## WHAT THE EXERCISE ASKS
Give only the number of lines that include the string "Predicted".

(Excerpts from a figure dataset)

= = = =

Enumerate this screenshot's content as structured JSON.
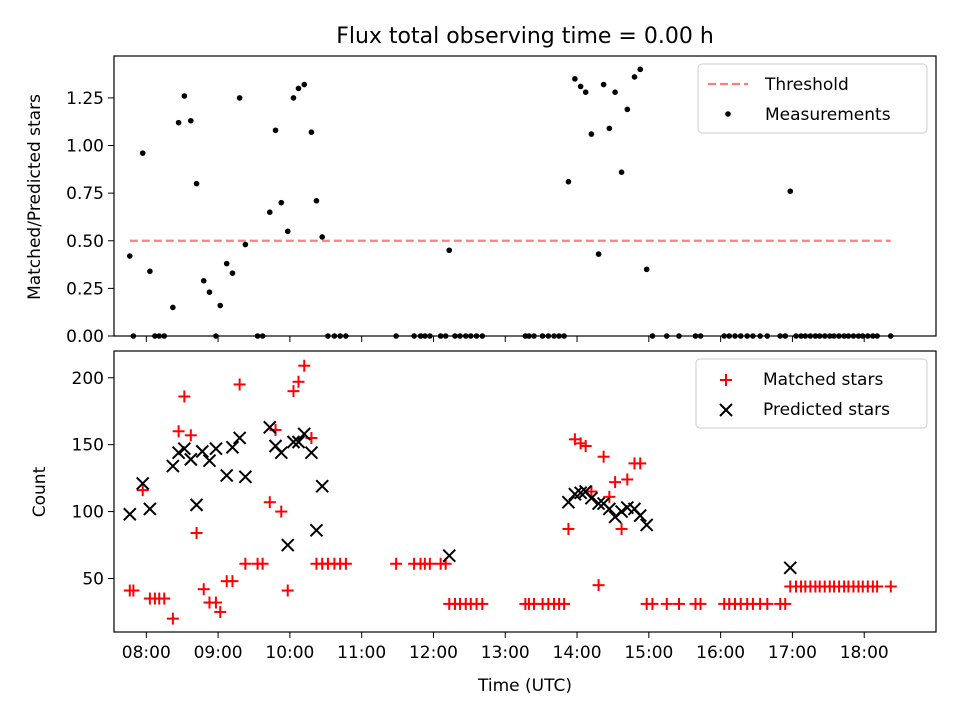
{
  "chart_data": [
    {
      "type": "scatter",
      "title": "Flux total observing time = 0.00 h",
      "xlabel": "",
      "ylabel": "Matched/Predicted stars",
      "xlim": [
        7.55,
        19.0
      ],
      "ylim": [
        0,
        1.47
      ],
      "xticks": [
        8,
        9,
        10,
        11,
        12,
        13,
        14,
        15,
        16,
        17,
        18
      ],
      "yticks": [
        0.0,
        0.25,
        0.5,
        0.75,
        1.0,
        1.25
      ],
      "ytick_labels": [
        "0.00",
        "0.25",
        "0.50",
        "0.75",
        "1.00",
        "1.25"
      ],
      "legend_position": "top-right",
      "threshold": {
        "name": "Threshold",
        "value": 0.5,
        "x_start": 7.77,
        "x_end": 18.37,
        "color": "#ff7f7f"
      },
      "series": [
        {
          "name": "Measurements",
          "color": "#000000",
          "points": [
            [
              7.77,
              0.42
            ],
            [
              7.82,
              0
            ],
            [
              7.95,
              0.96
            ],
            [
              8.05,
              0.34
            ],
            [
              8.12,
              0
            ],
            [
              8.18,
              0
            ],
            [
              8.25,
              0
            ],
            [
              8.37,
              0.15
            ],
            [
              8.45,
              1.12
            ],
            [
              8.53,
              1.26
            ],
            [
              8.62,
              1.13
            ],
            [
              8.7,
              0.8
            ],
            [
              8.8,
              0.29
            ],
            [
              8.88,
              0.23
            ],
            [
              8.97,
              0
            ],
            [
              9.03,
              0.16
            ],
            [
              9.12,
              0.38
            ],
            [
              9.2,
              0.33
            ],
            [
              9.3,
              1.25
            ],
            [
              9.38,
              0.48
            ],
            [
              9.55,
              0
            ],
            [
              9.62,
              0
            ],
            [
              9.72,
              0.65
            ],
            [
              9.8,
              1.08
            ],
            [
              9.88,
              0.7
            ],
            [
              9.97,
              0.55
            ],
            [
              10.05,
              1.25
            ],
            [
              10.12,
              1.3
            ],
            [
              10.2,
              1.32
            ],
            [
              10.3,
              1.07
            ],
            [
              10.37,
              0.71
            ],
            [
              10.45,
              0.52
            ],
            [
              10.53,
              0
            ],
            [
              10.62,
              0
            ],
            [
              10.7,
              0
            ],
            [
              10.78,
              0
            ],
            [
              11.48,
              0
            ],
            [
              11.73,
              0
            ],
            [
              11.82,
              0
            ],
            [
              11.88,
              0
            ],
            [
              11.95,
              0
            ],
            [
              12.1,
              0
            ],
            [
              12.17,
              0
            ],
            [
              12.22,
              0.45
            ],
            [
              12.3,
              0
            ],
            [
              12.37,
              0
            ],
            [
              12.45,
              0
            ],
            [
              12.52,
              0
            ],
            [
              12.6,
              0
            ],
            [
              12.68,
              0
            ],
            [
              13.28,
              0
            ],
            [
              13.33,
              0
            ],
            [
              13.4,
              0
            ],
            [
              13.52,
              0
            ],
            [
              13.6,
              0
            ],
            [
              13.68,
              0
            ],
            [
              13.75,
              0
            ],
            [
              13.82,
              0
            ],
            [
              13.88,
              0.81
            ],
            [
              13.97,
              1.35
            ],
            [
              14.05,
              1.31
            ],
            [
              14.12,
              1.28
            ],
            [
              14.2,
              1.06
            ],
            [
              14.3,
              0.43
            ],
            [
              14.37,
              1.32
            ],
            [
              14.45,
              1.09
            ],
            [
              14.53,
              1.28
            ],
            [
              14.62,
              0.86
            ],
            [
              14.7,
              1.19
            ],
            [
              14.8,
              1.36
            ],
            [
              14.88,
              1.4
            ],
            [
              14.97,
              0.35
            ],
            [
              15.05,
              0
            ],
            [
              15.25,
              0
            ],
            [
              15.42,
              0
            ],
            [
              15.65,
              0
            ],
            [
              15.72,
              0
            ],
            [
              16.05,
              0
            ],
            [
              16.12,
              0
            ],
            [
              16.2,
              0
            ],
            [
              16.28,
              0
            ],
            [
              16.37,
              0
            ],
            [
              16.45,
              0
            ],
            [
              16.55,
              0
            ],
            [
              16.65,
              0
            ],
            [
              16.83,
              0
            ],
            [
              16.9,
              0
            ],
            [
              16.97,
              0.76
            ],
            [
              17.05,
              0
            ],
            [
              17.12,
              0
            ],
            [
              17.18,
              0
            ],
            [
              17.25,
              0
            ],
            [
              17.32,
              0
            ],
            [
              17.38,
              0
            ],
            [
              17.45,
              0
            ],
            [
              17.52,
              0
            ],
            [
              17.58,
              0
            ],
            [
              17.65,
              0
            ],
            [
              17.72,
              0
            ],
            [
              17.78,
              0
            ],
            [
              17.85,
              0
            ],
            [
              17.92,
              0
            ],
            [
              17.98,
              0
            ],
            [
              18.05,
              0
            ],
            [
              18.12,
              0
            ],
            [
              18.18,
              0
            ],
            [
              18.37,
              0
            ]
          ]
        }
      ]
    },
    {
      "type": "scatter",
      "title": "",
      "xlabel": "Time (UTC)",
      "ylabel": "Count",
      "xlim": [
        7.55,
        19.0
      ],
      "ylim": [
        10,
        220
      ],
      "xticks": [
        8,
        9,
        10,
        11,
        12,
        13,
        14,
        15,
        16,
        17,
        18
      ],
      "xtick_labels": [
        "08:00",
        "09:00",
        "10:00",
        "11:00",
        "12:00",
        "13:00",
        "14:00",
        "15:00",
        "16:00",
        "17:00",
        "18:00"
      ],
      "yticks": [
        50,
        100,
        150,
        200
      ],
      "ytick_labels": [
        "50",
        "100",
        "150",
        "200"
      ],
      "legend_position": "top-right",
      "series": [
        {
          "name": "Matched stars",
          "marker": "+",
          "color": "#ff0000",
          "points": [
            [
              7.77,
              41
            ],
            [
              7.82,
              41
            ],
            [
              7.95,
              116
            ],
            [
              8.05,
              35
            ],
            [
              8.12,
              35
            ],
            [
              8.18,
              35
            ],
            [
              8.25,
              35
            ],
            [
              8.37,
              20
            ],
            [
              8.45,
              160
            ],
            [
              8.53,
              186
            ],
            [
              8.62,
              157
            ],
            [
              8.7,
              84
            ],
            [
              8.8,
              42
            ],
            [
              8.88,
              32
            ],
            [
              8.97,
              32
            ],
            [
              9.03,
              25
            ],
            [
              9.12,
              48
            ],
            [
              9.2,
              48
            ],
            [
              9.3,
              195
            ],
            [
              9.38,
              61
            ],
            [
              9.55,
              61
            ],
            [
              9.62,
              61
            ],
            [
              9.72,
              107
            ],
            [
              9.8,
              161
            ],
            [
              9.88,
              100
            ],
            [
              9.97,
              41
            ],
            [
              10.05,
              190
            ],
            [
              10.12,
              197
            ],
            [
              10.2,
              209
            ],
            [
              10.3,
              155
            ],
            [
              10.37,
              61
            ],
            [
              10.45,
              61
            ],
            [
              10.53,
              61
            ],
            [
              10.62,
              61
            ],
            [
              10.7,
              61
            ],
            [
              10.78,
              61
            ],
            [
              11.48,
              61
            ],
            [
              11.73,
              61
            ],
            [
              11.82,
              61
            ],
            [
              11.88,
              61
            ],
            [
              11.95,
              61
            ],
            [
              12.1,
              61
            ],
            [
              12.17,
              61
            ],
            [
              12.22,
              31
            ],
            [
              12.3,
              31
            ],
            [
              12.37,
              31
            ],
            [
              12.45,
              31
            ],
            [
              12.52,
              31
            ],
            [
              12.6,
              31
            ],
            [
              12.68,
              31
            ],
            [
              13.28,
              31
            ],
            [
              13.33,
              31
            ],
            [
              13.4,
              31
            ],
            [
              13.52,
              31
            ],
            [
              13.6,
              31
            ],
            [
              13.68,
              31
            ],
            [
              13.75,
              31
            ],
            [
              13.82,
              31
            ],
            [
              13.88,
              87
            ],
            [
              13.97,
              154
            ],
            [
              14.05,
              151
            ],
            [
              14.12,
              149
            ],
            [
              14.2,
              115
            ],
            [
              14.3,
              45
            ],
            [
              14.37,
              141
            ],
            [
              14.45,
              111
            ],
            [
              14.53,
              122
            ],
            [
              14.62,
              87
            ],
            [
              14.7,
              124
            ],
            [
              14.8,
              136
            ],
            [
              14.88,
              136
            ],
            [
              14.97,
              31
            ],
            [
              15.05,
              31
            ],
            [
              15.25,
              31
            ],
            [
              15.42,
              31
            ],
            [
              15.65,
              31
            ],
            [
              15.72,
              31
            ],
            [
              16.05,
              31
            ],
            [
              16.12,
              31
            ],
            [
              16.2,
              31
            ],
            [
              16.28,
              31
            ],
            [
              16.37,
              31
            ],
            [
              16.45,
              31
            ],
            [
              16.55,
              31
            ],
            [
              16.65,
              31
            ],
            [
              16.83,
              31
            ],
            [
              16.9,
              31
            ],
            [
              16.97,
              44
            ],
            [
              17.05,
              44
            ],
            [
              17.12,
              44
            ],
            [
              17.18,
              44
            ],
            [
              17.25,
              44
            ],
            [
              17.32,
              44
            ],
            [
              17.38,
              44
            ],
            [
              17.45,
              44
            ],
            [
              17.52,
              44
            ],
            [
              17.58,
              44
            ],
            [
              17.65,
              44
            ],
            [
              17.72,
              44
            ],
            [
              17.78,
              44
            ],
            [
              17.85,
              44
            ],
            [
              17.92,
              44
            ],
            [
              17.98,
              44
            ],
            [
              18.05,
              44
            ],
            [
              18.12,
              44
            ],
            [
              18.18,
              44
            ],
            [
              18.37,
              44
            ]
          ]
        },
        {
          "name": "Predicted stars",
          "marker": "x",
          "color": "#000000",
          "points": [
            [
              7.77,
              98
            ],
            [
              7.95,
              121
            ],
            [
              8.05,
              102
            ],
            [
              8.37,
              134
            ],
            [
              8.45,
              144
            ],
            [
              8.53,
              147
            ],
            [
              8.62,
              139
            ],
            [
              8.7,
              105
            ],
            [
              8.78,
              145
            ],
            [
              8.88,
              138
            ],
            [
              8.97,
              147
            ],
            [
              9.12,
              127
            ],
            [
              9.2,
              148
            ],
            [
              9.3,
              155
            ],
            [
              9.38,
              126
            ],
            [
              9.72,
              163
            ],
            [
              9.8,
              149
            ],
            [
              9.88,
              144
            ],
            [
              9.97,
              75
            ],
            [
              10.05,
              152
            ],
            [
              10.12,
              152
            ],
            [
              10.2,
              158
            ],
            [
              10.3,
              144
            ],
            [
              10.37,
              86
            ],
            [
              10.45,
              119
            ],
            [
              12.22,
              67
            ],
            [
              13.88,
              107
            ],
            [
              13.97,
              113
            ],
            [
              14.05,
              114
            ],
            [
              14.12,
              115
            ],
            [
              14.2,
              110
            ],
            [
              14.3,
              106
            ],
            [
              14.37,
              106
            ],
            [
              14.45,
              102
            ],
            [
              14.53,
              96
            ],
            [
              14.62,
              100
            ],
            [
              14.7,
              103
            ],
            [
              14.8,
              102
            ],
            [
              14.88,
              97
            ],
            [
              14.97,
              90
            ],
            [
              16.97,
              58
            ]
          ]
        }
      ]
    }
  ]
}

= = = =

## COMPLETE RESPONSE
2